══ TASK DATA

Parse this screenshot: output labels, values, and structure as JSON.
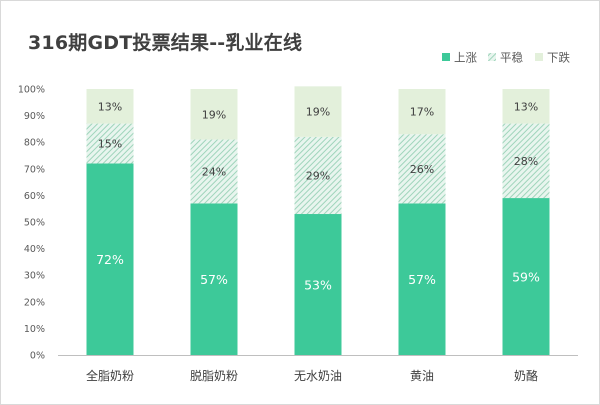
{
  "chart_data": {
    "type": "bar",
    "stacked": true,
    "title": "316期GDT投票结果--乳业在线",
    "categories": [
      "全脂奶粉",
      "脱脂奶粉",
      "无水奶油",
      "黄油",
      "奶酪"
    ],
    "series": [
      {
        "name": "上涨",
        "values": [
          72,
          57,
          53,
          57,
          59
        ],
        "color": "#3dc999",
        "pattern": "solid"
      },
      {
        "name": "平稳",
        "values": [
          15,
          24,
          29,
          26,
          28
        ],
        "color": "#a9ddc8",
        "pattern": "hatch"
      },
      {
        "name": "下跌",
        "values": [
          13,
          19,
          19,
          17,
          13
        ],
        "color": "#e3f0db",
        "pattern": "solid"
      }
    ],
    "ylim": [
      0,
      100
    ],
    "yticks": [
      "0%",
      "10%",
      "20%",
      "30%",
      "40%",
      "50%",
      "60%",
      "70%",
      "80%",
      "90%",
      "100%"
    ],
    "grid": false,
    "legend_position": "top-right"
  }
}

════

WORK TO DO> Every record is to be reproduced exactly, with no pictures included.

SOLUTION BELOW>
Parse this screenshot: output labels, values, and structure as JSON.
{
  "chart_data": {
    "type": "bar",
    "stacked": true,
    "title": "316期GDT投票结果--乳业在线",
    "categories": [
      "全脂奶粉",
      "脱脂奶粉",
      "无水奶油",
      "黄油",
      "奶酪"
    ],
    "series": [
      {
        "name": "上涨",
        "values": [
          72,
          57,
          53,
          57,
          59
        ],
        "color": "#3dc999",
        "pattern": "solid"
      },
      {
        "name": "平稳",
        "values": [
          15,
          24,
          29,
          26,
          28
        ],
        "color": "#a9ddc8",
        "pattern": "hatch"
      },
      {
        "name": "下跌",
        "values": [
          13,
          19,
          19,
          17,
          13
        ],
        "color": "#e3f0db",
        "pattern": "solid"
      }
    ],
    "ylim": [
      0,
      100
    ],
    "yticks": [
      "0%",
      "10%",
      "20%",
      "30%",
      "40%",
      "50%",
      "60%",
      "70%",
      "80%",
      "90%",
      "100%"
    ],
    "grid": false,
    "legend_position": "top-right"
  }
}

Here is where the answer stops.